INSTRUCTIONS TO FOLLOW -
Check each line below for the word "choose", and copy those that have it.

RECORDS FOR THE EXERCISE -
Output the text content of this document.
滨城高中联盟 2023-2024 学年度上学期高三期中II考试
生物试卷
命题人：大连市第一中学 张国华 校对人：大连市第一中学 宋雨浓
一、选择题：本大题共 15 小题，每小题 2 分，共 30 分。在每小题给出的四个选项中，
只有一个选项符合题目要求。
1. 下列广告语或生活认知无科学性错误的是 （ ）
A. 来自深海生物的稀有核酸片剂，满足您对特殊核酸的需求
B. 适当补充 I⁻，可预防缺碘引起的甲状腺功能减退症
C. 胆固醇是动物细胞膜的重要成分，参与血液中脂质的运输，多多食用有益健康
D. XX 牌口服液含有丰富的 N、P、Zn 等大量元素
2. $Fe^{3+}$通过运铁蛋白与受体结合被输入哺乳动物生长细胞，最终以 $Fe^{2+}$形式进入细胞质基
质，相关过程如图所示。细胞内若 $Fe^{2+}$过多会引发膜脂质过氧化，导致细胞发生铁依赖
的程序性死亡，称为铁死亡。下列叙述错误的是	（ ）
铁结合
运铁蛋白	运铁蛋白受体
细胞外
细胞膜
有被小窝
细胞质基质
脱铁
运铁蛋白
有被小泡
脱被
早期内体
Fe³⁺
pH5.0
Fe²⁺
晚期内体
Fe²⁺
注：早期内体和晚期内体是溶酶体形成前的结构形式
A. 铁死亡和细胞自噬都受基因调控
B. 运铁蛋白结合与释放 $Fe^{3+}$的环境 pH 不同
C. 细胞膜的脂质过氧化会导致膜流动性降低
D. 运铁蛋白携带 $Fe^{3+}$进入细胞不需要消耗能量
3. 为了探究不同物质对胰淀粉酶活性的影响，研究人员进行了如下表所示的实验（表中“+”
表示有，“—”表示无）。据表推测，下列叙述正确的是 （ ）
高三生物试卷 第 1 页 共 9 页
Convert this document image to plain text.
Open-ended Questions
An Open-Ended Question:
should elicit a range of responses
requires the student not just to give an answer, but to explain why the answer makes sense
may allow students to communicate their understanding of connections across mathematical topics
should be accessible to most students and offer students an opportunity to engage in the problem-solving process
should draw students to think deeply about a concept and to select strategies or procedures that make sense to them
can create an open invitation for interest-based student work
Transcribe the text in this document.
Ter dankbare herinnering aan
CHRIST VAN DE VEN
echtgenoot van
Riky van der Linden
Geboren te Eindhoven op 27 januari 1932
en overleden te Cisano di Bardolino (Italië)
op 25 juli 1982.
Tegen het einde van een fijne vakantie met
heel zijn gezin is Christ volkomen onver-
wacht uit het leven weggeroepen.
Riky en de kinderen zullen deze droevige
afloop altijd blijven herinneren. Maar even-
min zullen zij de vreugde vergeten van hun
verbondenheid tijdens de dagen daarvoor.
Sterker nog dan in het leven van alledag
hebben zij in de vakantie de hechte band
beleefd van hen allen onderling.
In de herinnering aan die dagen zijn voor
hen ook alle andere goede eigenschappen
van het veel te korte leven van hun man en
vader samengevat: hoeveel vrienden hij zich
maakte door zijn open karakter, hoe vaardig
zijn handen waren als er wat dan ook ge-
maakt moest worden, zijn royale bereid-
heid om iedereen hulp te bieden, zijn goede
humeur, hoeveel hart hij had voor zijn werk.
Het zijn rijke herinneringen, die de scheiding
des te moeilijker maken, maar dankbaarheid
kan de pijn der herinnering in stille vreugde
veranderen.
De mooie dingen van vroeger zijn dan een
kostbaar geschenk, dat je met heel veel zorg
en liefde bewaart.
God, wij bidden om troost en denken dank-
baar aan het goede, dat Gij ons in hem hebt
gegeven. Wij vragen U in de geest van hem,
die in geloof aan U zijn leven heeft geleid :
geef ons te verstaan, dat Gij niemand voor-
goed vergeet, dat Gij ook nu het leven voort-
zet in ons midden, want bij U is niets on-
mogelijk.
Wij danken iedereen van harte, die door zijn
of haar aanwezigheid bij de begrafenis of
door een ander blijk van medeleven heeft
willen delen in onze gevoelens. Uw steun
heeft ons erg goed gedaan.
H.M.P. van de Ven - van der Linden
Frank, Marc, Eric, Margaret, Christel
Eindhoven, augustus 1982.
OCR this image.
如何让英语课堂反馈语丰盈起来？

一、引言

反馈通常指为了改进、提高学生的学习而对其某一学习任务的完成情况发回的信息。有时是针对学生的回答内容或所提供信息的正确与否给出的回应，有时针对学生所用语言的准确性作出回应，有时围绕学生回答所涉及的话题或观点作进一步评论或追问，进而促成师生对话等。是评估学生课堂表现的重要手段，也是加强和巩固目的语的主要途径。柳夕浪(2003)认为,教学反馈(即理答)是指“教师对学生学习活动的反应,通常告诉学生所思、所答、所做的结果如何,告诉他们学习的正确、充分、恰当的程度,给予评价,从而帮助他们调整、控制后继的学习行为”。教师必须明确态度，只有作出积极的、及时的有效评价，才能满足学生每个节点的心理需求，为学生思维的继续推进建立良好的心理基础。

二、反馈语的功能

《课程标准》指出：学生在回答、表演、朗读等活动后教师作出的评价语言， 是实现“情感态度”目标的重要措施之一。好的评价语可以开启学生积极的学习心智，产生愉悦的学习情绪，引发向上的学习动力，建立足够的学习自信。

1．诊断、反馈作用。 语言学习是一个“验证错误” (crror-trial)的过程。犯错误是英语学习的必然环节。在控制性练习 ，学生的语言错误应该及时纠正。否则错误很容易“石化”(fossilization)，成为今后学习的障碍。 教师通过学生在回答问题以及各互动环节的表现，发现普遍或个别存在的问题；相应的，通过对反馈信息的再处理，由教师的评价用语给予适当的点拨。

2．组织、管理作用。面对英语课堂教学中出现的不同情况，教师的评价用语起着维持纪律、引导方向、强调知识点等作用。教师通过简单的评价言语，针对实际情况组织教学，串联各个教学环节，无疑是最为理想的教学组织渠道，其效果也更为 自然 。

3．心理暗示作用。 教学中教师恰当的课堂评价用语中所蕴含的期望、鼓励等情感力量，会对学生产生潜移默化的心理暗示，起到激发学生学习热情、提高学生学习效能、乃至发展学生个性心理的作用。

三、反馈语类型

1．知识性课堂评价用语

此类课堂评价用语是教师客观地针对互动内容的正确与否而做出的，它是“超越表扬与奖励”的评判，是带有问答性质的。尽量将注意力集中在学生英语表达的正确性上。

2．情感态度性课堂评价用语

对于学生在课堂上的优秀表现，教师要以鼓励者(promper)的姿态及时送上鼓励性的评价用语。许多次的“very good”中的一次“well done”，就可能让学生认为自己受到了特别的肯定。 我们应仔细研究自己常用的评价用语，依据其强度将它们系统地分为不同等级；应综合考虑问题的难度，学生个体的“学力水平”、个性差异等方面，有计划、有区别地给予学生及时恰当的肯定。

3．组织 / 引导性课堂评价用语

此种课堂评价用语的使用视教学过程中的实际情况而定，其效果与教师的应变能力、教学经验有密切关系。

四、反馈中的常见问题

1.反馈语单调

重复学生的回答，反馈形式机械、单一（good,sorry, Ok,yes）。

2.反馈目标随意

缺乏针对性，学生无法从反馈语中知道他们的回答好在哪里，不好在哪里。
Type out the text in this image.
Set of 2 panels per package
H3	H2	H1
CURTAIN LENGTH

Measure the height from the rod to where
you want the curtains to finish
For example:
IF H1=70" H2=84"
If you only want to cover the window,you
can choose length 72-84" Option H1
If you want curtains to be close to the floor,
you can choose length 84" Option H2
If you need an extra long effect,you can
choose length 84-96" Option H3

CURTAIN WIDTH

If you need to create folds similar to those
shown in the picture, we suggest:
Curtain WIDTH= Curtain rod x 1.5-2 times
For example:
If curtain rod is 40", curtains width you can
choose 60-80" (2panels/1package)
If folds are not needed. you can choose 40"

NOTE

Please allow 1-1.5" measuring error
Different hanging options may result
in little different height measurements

WRITTEN ANSWER -
can choose length 72-84" Option H1
you can choose length 84" Option H2
choose length 84-96" Option H3
choose 60-80" (2panels/1package)
If folds are not needed. you can choose 40"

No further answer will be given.